- **TASK GOAL**:
Your task is to copy every line of the records below that contains "Landshut".
::::::
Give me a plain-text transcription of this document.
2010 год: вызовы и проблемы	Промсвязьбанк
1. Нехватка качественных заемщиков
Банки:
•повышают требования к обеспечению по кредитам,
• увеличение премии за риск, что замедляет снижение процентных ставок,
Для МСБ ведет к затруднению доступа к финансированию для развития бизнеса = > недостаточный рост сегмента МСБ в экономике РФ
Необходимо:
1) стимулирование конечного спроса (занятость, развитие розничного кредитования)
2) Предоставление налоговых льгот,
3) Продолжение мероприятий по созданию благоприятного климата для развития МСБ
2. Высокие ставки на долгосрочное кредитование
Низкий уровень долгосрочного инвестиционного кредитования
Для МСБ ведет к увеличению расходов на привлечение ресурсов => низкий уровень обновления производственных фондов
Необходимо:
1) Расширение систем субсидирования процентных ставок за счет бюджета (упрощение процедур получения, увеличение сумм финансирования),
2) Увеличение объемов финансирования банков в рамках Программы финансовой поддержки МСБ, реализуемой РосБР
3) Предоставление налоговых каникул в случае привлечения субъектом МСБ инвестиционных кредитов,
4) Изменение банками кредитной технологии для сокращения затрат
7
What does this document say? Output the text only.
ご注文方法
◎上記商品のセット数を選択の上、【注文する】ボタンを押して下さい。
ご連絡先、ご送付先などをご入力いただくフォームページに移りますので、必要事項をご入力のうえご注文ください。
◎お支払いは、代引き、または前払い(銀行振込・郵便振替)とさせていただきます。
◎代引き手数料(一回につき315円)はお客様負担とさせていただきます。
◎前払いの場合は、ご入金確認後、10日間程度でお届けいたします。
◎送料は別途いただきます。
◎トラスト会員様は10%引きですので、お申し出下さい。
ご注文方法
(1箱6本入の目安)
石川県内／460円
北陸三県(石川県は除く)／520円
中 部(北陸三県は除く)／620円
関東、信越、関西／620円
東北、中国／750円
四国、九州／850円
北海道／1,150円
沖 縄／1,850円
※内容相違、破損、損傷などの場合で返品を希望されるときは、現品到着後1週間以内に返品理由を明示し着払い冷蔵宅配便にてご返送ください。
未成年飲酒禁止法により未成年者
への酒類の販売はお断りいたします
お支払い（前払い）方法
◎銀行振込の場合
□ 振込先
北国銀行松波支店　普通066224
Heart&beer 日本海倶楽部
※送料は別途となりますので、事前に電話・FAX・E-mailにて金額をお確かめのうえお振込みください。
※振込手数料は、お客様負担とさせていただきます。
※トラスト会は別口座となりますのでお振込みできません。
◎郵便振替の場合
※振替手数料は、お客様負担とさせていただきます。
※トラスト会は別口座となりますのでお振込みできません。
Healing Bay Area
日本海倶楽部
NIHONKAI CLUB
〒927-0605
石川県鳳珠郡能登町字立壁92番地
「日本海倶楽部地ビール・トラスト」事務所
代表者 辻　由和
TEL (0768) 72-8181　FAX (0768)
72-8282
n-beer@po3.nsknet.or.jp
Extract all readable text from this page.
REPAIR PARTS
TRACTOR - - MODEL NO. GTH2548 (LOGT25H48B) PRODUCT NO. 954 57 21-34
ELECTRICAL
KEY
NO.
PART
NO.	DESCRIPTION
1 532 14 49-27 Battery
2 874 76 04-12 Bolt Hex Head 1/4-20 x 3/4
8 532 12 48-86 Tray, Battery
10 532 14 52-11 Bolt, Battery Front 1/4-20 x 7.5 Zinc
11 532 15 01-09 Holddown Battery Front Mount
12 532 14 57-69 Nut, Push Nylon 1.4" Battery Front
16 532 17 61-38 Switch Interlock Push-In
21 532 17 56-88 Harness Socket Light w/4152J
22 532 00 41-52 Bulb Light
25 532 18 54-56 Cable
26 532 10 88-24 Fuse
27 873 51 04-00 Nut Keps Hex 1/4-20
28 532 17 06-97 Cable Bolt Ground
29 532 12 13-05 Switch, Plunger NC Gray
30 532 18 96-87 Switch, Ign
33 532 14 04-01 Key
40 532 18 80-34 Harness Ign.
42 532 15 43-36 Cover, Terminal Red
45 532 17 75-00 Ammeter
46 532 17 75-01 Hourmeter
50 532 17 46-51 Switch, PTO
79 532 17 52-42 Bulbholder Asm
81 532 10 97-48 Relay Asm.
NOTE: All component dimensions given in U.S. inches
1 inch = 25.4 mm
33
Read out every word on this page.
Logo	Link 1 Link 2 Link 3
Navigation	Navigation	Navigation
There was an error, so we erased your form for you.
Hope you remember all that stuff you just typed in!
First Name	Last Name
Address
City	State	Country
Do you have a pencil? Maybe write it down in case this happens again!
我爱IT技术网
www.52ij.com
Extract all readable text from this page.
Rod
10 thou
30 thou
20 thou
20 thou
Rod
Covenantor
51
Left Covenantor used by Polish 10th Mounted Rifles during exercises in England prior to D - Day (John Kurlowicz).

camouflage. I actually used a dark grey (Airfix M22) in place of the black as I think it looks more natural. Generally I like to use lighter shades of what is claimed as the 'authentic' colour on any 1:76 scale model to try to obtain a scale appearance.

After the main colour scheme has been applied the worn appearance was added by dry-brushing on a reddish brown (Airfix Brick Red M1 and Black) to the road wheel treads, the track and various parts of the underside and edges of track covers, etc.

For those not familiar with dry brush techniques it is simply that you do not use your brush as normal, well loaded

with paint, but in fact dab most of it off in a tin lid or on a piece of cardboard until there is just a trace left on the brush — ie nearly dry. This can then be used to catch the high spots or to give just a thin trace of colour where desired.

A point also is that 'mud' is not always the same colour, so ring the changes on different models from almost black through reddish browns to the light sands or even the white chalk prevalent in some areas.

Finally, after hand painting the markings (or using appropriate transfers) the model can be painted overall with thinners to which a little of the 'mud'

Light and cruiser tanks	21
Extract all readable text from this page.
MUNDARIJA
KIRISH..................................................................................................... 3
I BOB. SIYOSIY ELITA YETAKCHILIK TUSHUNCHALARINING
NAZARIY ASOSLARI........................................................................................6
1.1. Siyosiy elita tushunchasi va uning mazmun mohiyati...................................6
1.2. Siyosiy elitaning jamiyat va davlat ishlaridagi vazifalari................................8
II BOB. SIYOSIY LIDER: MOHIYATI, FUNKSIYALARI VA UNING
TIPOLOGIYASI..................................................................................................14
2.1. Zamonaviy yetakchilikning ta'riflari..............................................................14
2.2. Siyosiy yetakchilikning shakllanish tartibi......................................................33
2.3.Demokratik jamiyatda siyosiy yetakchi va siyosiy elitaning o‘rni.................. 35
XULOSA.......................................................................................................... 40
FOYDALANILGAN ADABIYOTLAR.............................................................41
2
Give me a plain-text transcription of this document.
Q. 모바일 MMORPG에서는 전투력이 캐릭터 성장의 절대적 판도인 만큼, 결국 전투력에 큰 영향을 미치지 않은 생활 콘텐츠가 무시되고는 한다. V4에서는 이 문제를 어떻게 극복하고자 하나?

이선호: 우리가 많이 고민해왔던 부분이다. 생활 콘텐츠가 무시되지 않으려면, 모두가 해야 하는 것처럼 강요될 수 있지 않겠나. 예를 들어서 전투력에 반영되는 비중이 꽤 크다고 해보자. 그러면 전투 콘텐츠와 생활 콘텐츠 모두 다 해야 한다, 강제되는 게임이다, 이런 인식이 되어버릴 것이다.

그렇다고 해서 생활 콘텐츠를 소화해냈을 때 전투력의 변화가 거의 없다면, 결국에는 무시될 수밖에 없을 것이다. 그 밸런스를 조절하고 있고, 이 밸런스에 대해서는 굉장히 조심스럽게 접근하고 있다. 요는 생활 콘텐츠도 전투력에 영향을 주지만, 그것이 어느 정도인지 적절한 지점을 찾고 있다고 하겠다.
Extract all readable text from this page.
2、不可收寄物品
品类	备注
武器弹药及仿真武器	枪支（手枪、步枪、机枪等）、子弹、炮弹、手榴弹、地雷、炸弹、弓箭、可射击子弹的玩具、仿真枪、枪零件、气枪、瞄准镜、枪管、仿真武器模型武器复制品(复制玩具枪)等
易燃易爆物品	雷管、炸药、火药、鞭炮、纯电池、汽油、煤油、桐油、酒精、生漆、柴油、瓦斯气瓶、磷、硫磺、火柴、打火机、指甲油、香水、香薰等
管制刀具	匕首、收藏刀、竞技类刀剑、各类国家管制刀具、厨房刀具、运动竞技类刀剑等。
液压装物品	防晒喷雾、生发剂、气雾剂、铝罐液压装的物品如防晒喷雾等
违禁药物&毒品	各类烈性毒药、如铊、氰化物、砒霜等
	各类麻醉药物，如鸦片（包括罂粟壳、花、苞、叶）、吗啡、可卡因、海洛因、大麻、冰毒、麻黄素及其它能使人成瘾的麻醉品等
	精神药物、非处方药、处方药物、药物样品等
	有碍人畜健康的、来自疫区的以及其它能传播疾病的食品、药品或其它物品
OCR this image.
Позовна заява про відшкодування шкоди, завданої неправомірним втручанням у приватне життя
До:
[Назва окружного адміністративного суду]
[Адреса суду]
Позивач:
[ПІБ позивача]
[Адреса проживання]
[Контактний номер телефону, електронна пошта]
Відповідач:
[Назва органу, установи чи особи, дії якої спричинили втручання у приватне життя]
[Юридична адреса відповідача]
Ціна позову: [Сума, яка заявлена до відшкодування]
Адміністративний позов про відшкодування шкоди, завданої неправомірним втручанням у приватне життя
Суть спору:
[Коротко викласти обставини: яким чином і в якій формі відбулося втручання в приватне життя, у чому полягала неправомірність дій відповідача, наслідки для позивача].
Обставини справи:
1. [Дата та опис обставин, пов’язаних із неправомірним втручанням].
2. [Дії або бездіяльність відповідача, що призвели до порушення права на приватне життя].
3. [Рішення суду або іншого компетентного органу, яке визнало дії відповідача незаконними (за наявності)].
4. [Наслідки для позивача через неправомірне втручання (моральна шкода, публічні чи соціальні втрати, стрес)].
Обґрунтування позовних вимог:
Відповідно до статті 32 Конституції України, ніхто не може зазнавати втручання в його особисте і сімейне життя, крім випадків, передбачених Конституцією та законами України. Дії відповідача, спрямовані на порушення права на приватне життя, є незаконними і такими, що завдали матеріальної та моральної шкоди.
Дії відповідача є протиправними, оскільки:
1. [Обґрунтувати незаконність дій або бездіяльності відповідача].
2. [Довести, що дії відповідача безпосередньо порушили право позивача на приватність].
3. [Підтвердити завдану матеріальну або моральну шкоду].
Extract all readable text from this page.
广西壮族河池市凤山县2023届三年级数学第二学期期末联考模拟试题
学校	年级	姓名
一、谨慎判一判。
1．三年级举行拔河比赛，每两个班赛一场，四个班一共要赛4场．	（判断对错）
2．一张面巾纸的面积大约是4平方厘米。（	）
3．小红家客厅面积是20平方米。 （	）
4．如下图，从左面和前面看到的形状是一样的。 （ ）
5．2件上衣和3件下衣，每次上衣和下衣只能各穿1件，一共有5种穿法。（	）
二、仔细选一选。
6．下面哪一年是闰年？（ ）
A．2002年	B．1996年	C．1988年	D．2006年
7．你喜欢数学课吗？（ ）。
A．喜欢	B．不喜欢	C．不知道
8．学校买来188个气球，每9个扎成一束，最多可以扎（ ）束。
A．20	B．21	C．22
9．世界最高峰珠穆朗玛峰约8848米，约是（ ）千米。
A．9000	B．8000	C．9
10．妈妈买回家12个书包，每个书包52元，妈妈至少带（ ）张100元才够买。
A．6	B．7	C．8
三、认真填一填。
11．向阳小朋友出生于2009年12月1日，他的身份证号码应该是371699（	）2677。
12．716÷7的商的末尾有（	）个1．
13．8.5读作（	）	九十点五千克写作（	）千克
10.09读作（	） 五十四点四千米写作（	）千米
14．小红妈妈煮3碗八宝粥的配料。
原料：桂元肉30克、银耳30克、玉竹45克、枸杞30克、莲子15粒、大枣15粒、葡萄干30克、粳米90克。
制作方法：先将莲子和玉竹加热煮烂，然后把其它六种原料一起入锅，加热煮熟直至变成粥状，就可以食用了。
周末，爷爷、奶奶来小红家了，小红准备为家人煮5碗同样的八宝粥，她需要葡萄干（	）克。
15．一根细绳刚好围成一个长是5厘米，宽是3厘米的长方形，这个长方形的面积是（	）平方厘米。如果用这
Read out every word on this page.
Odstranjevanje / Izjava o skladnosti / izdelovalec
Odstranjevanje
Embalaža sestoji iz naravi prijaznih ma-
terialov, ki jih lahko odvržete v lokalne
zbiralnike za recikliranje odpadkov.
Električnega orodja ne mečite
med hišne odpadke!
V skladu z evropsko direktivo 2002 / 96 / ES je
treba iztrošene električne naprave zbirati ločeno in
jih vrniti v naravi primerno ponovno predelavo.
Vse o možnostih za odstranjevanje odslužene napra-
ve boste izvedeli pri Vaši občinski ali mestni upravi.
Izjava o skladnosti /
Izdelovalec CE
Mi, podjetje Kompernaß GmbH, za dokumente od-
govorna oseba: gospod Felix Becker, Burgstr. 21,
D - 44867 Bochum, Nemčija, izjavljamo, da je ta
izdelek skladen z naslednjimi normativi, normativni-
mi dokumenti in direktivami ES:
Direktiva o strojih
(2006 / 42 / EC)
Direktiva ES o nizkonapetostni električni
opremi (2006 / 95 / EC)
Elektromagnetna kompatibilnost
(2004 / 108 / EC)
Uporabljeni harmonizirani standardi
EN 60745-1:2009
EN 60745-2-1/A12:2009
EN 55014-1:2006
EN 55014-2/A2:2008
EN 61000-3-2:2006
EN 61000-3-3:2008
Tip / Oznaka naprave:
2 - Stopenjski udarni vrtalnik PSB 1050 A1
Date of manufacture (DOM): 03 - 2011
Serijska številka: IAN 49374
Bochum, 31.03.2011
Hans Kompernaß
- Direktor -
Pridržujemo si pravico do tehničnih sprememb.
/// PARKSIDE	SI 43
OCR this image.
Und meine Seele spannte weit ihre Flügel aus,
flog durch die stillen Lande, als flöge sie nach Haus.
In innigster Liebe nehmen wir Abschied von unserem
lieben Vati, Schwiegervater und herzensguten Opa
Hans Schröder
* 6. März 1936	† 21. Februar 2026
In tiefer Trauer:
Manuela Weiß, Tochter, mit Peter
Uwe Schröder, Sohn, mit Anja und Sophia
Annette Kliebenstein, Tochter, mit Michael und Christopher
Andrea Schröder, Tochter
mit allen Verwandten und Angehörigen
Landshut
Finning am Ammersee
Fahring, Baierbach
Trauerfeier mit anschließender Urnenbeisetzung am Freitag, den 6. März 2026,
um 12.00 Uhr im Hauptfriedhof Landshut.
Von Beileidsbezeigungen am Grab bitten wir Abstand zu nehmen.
::::::
- **TASK RESPONSE**:
Landshut
um 12.00 Uhr im Hauptfriedhof Landshut.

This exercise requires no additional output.